INSTRUCTIONS TO FOLLOW → In the listing below, count the lines with "号南山郡" and report only the figure.

INPUT ROWS →
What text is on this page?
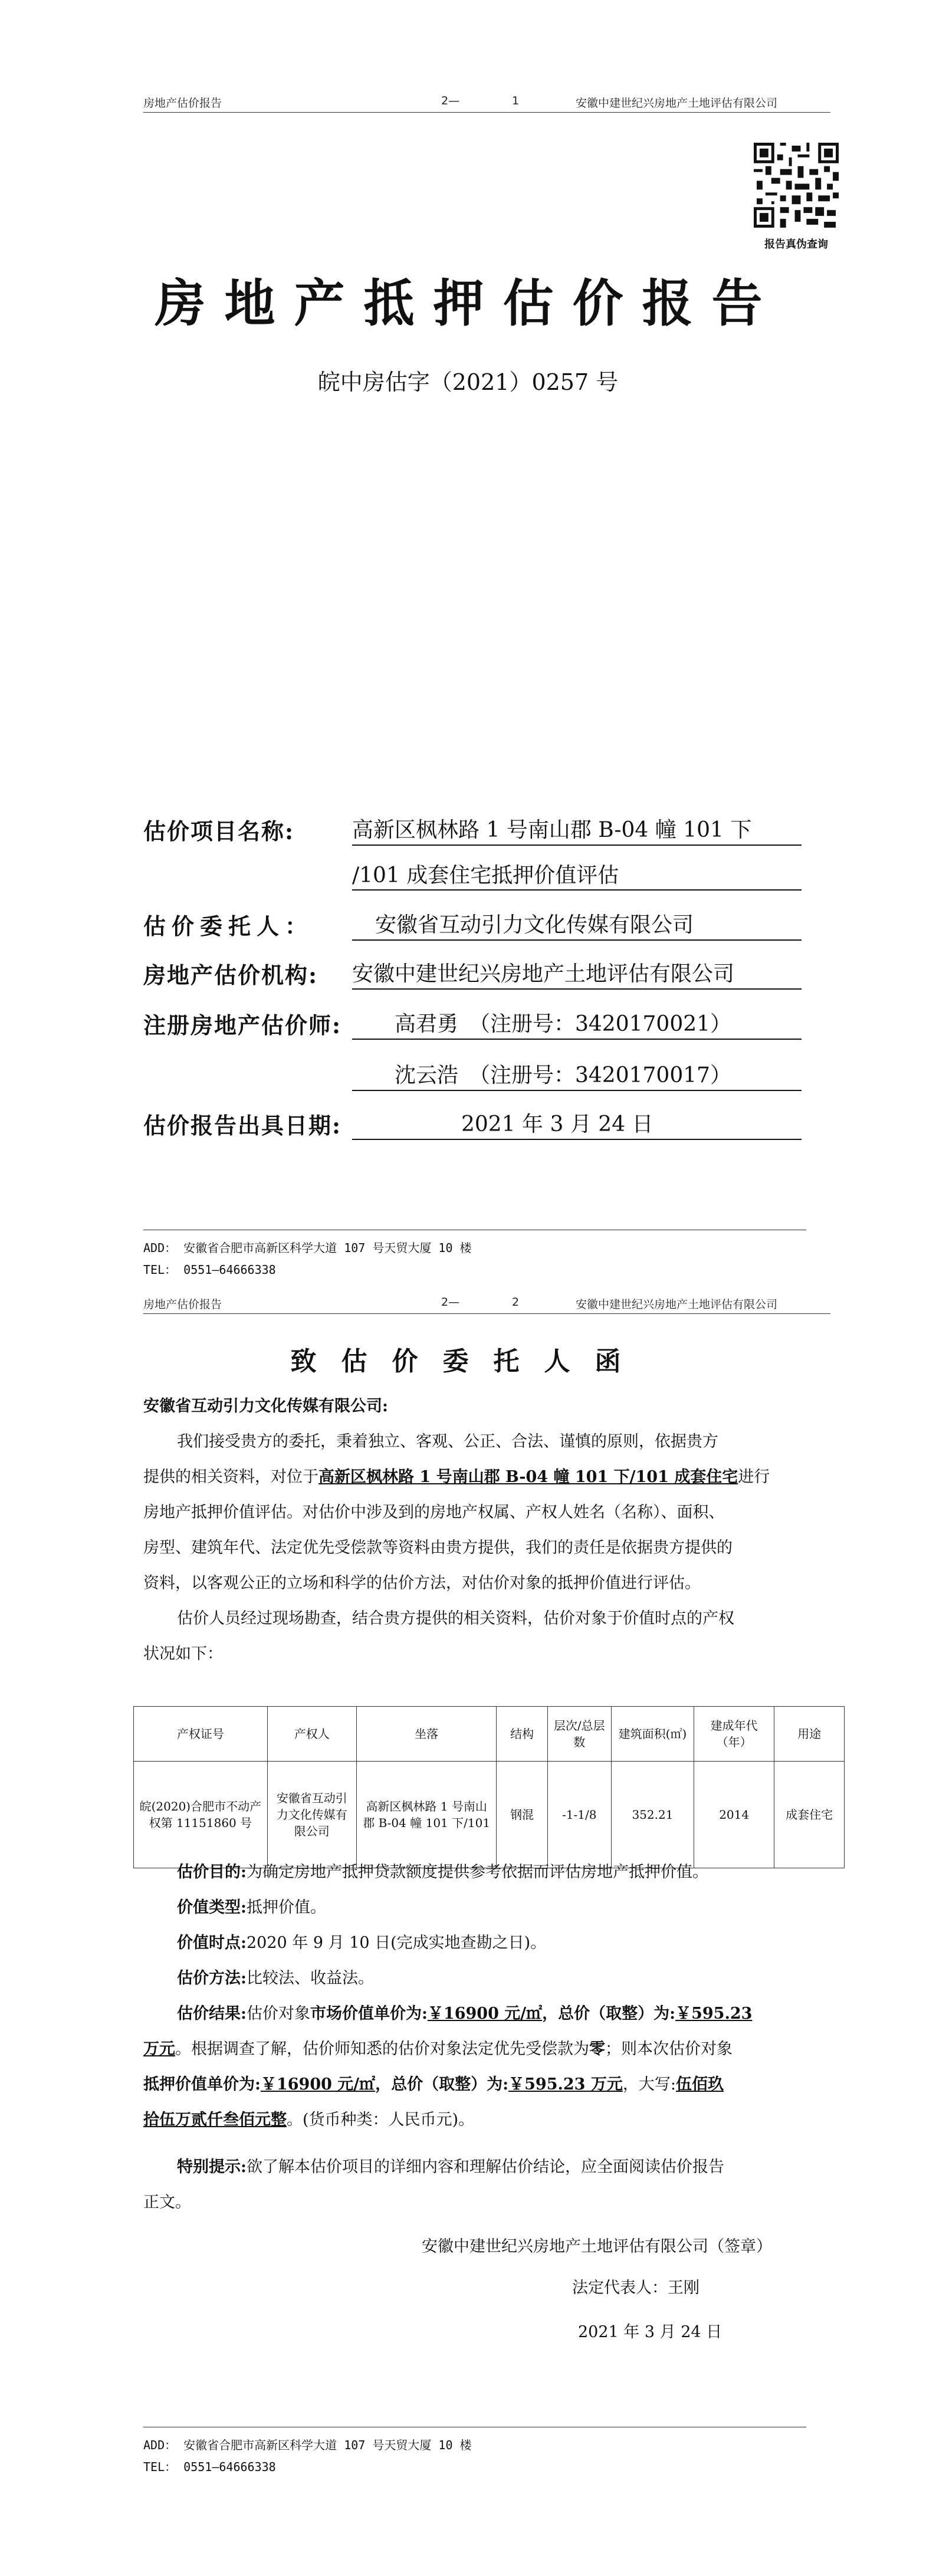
房地产估价报告	2—	1	安徽中建世纪兴房地产土地评估有限公司
报告真伪查询
房地产抵押估价报告
皖中房估字（2021）0257 号
估价项目名称:	高新区枫林路 1 号南山郡 B-04 幢 101 下
/101 成套住宅抵押价值评估
估价委托人：	安徽省互动引力文化传媒有限公司
房地产估价机构: 安徽中建世纪兴房地产土地评估有限公司
注册房地产估价师: 高君勇　（注册号：3420170021）
沈云浩　（注册号：3420170017）
估价报告出具日期:	2021 年 3 月 24 日
ADD： 安徽省合肥市高新区科学大道 107 号天贸大厦 10 楼
TEL： 0551—64666338
房地产估价报告	2—	2	安徽中建世纪兴房地产土地评估有限公司
致估价委托人函
安徽省互动引力文化传媒有限公司:
我们接受贵方的委托，秉着独立、客观、公正、合法、谨慎的原则，依据贵方
提供的相关资料，对位于高新区枫林路 1 号南山郡 B-04 幢 101 下/101 成套住宅进行
房地产抵押价值评估。对估价中涉及到的房地产权属、产权人姓名（名称）、面积、
房型、建筑年代、法定优先受偿款等资料由贵方提供，我们的责任是依据贵方提供的
资料，以客观公正的立场和科学的估价方法，对估价对象的抵押价值进行评估。
估价人员经过现场勘查，结合贵方提供的相关资料，估价对象于价值时点的产权
状况如下：
产权证号	产权人	坐落	结构	层次/总层数	建筑面积(㎡)	建成年代（年）	用途
皖(2020)合肥市不动产权第 11151860 号	安徽省互动引力文化传媒有限公司	高新区枫林路 1 号南山郡 B-04 幢 101 下/101	钢混	-1-1/8	352.21	2014	成套住宅
估价目的:为确定房地产抵押贷款额度提供参考依据而评估房地产抵押价值。
价值类型:抵押价值。
价值时点:2020 年 9 月 10 日(完成实地查勘之日)。
估价方法:比较法、收益法。
估价结果:估价对象市场价值单价为:￥16900 元/㎡，总价（取整）为:￥595.23
万元。根据调查了解，估价师知悉的估价对象法定优先受偿款为零；则本次估价对象
抵押价值单价为:￥16900 元/㎡，总价（取整）为:￥595.23 万元，大写:伍佰玖
拾伍万贰仟叁佰元整。(货币种类：人民币元)。
特别提示:欲了解本估价项目的详细内容和理解估价结论，应全面阅读估价报告
正文。
安徽中建世纪兴房地产土地评估有限公司（签章）
法定代表人：王刚
2021 年 3 月 24 日
ADD： 安徽省合肥市高新区科学大道 107 号天贸大厦 10 楼
TEL： 0551—64666338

TASK RESPONSE → 3